_Exercise directions_. Leave out the images; return the rest of the data exactly.

-- start Input material --

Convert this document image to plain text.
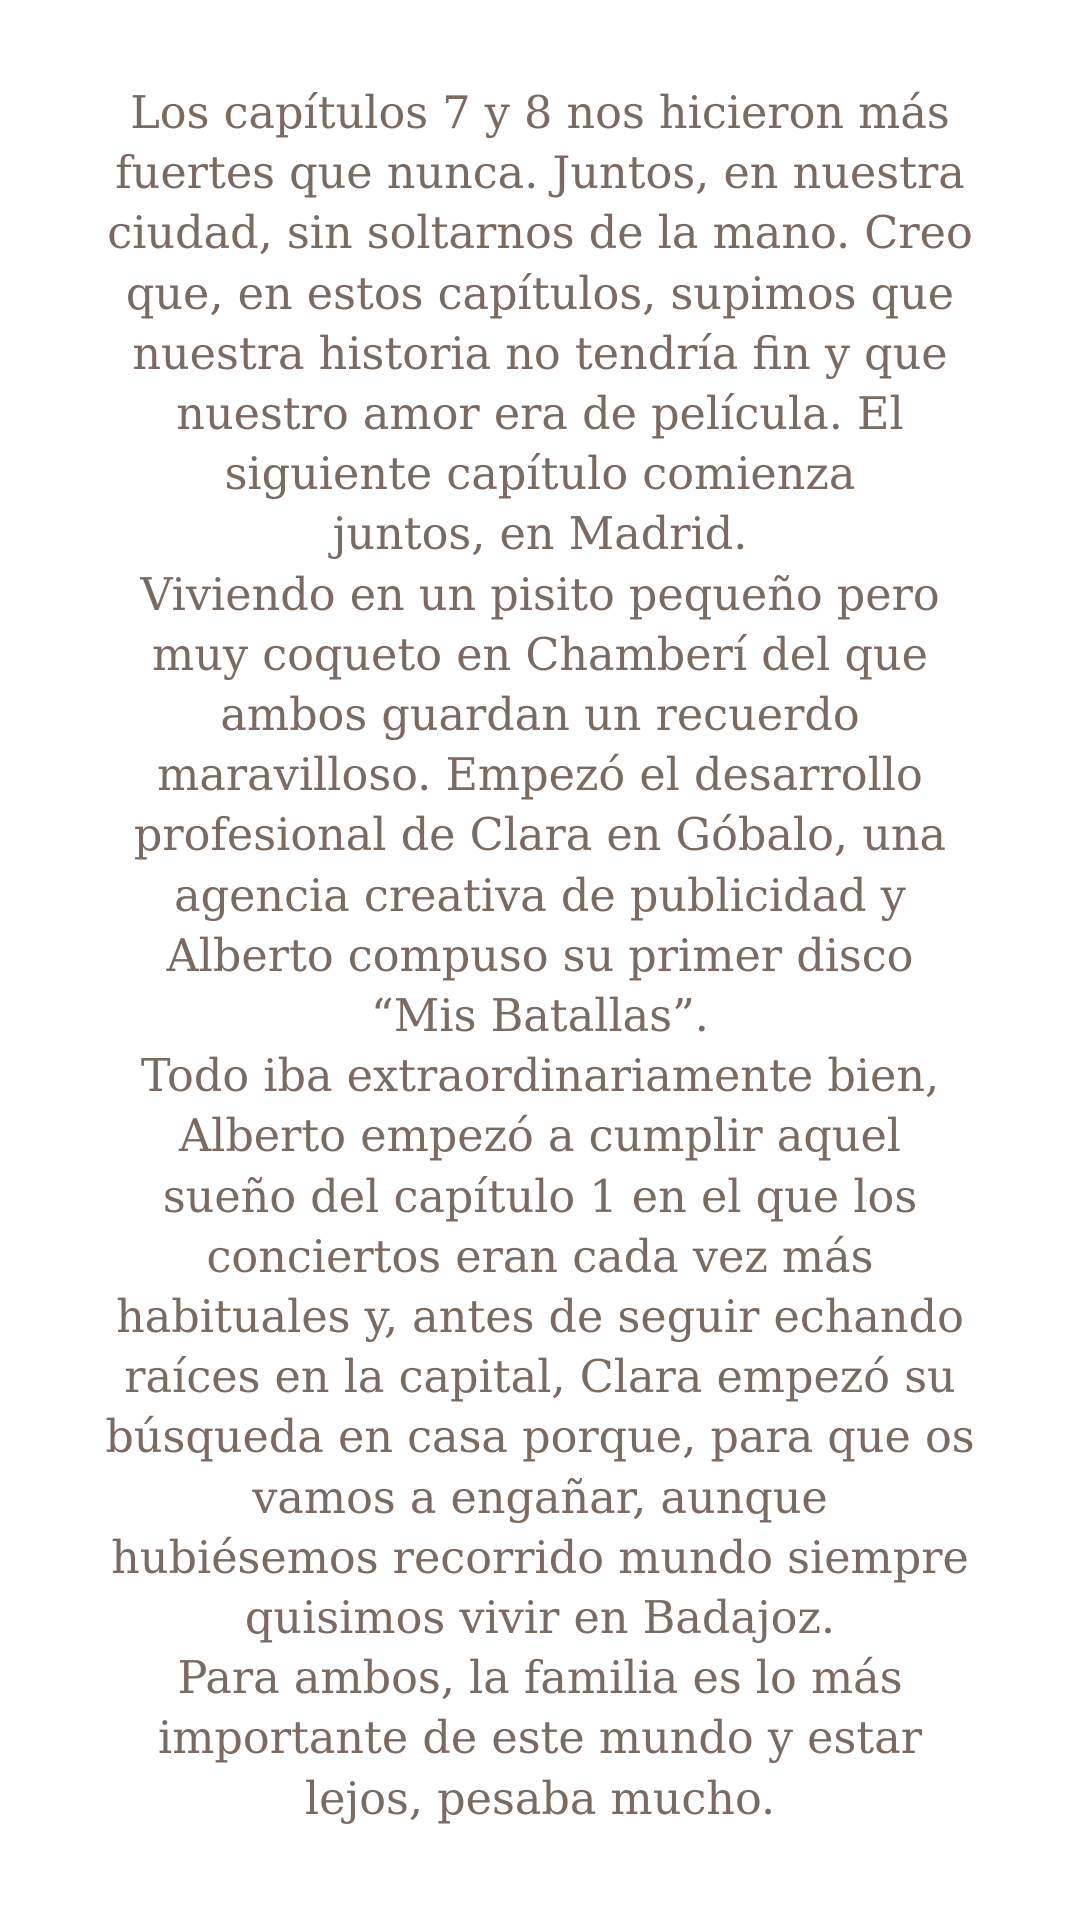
Los capítulos 7 y 8 nos hicieron más
fuertes que nunca. Juntos, en nuestra
ciudad, sin soltarnos de la mano. Creo
que, en estos capítulos, supimos que
nuestra historia no tendría fin y que
nuestro amor era de película. El
siguiente capítulo comienza
juntos, en Madrid.
Viviendo en un pisito pequeño pero
muy coqueto en Chamberí del que
ambos guardan un recuerdo
maravilloso. Empezó el desarrollo
profesional de Clara en Góbalo, una
agencia creativa de publicidad y
Alberto compuso su primer disco
“Mis Batallas”.
Todo iba extraordinariamente bien,
Alberto empezó a cumplir aquel
sueño del capítulo 1 en el que los
conciertos eran cada vez más
habituales y, antes de seguir echando
raíces en la capital, Clara empezó su
búsqueda en casa porque, para que os
vamos a engañar, aunque
hubiésemos recorrido mundo siempre
quisimos vivir en Badajoz.
Para ambos, la familia es lo más
importante de este mundo y estar
lejos, pesaba mucho.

-- end Input material --

_Exercise response_.
Convert this document image to plain text.
Los capítulos 7 y 8 nos hicieron más
fuertes que nunca. Juntos, en nuestra
ciudad, sin soltarnos de la mano. Creo
que, en estos capítulos, supimos que
nuestra historia no tendría fin y que
nuestro amor era de película. El
siguiente capítulo comienza
juntos, en Madrid.
Viviendo en un pisito pequeño pero
muy coqueto en Chamberí del que
ambos guardan un recuerdo
maravilloso. Empezó el desarrollo
profesional de Clara en Góbalo, una
agencia creativa de publicidad y
Alberto compuso su primer disco
“Mis Batallas”.
Todo iba extraordinariamente bien,
Alberto empezó a cumplir aquel
sueño del capítulo 1 en el que los
conciertos eran cada vez más
habituales y, antes de seguir echando
raíces en la capital, Clara empezó su
búsqueda en casa porque, para que os
vamos a engañar, aunque
hubiésemos recorrido mundo siempre
quisimos vivir en Badajoz.
Para ambos, la familia es lo más
importante de este mundo y estar
lejos, pesaba mucho.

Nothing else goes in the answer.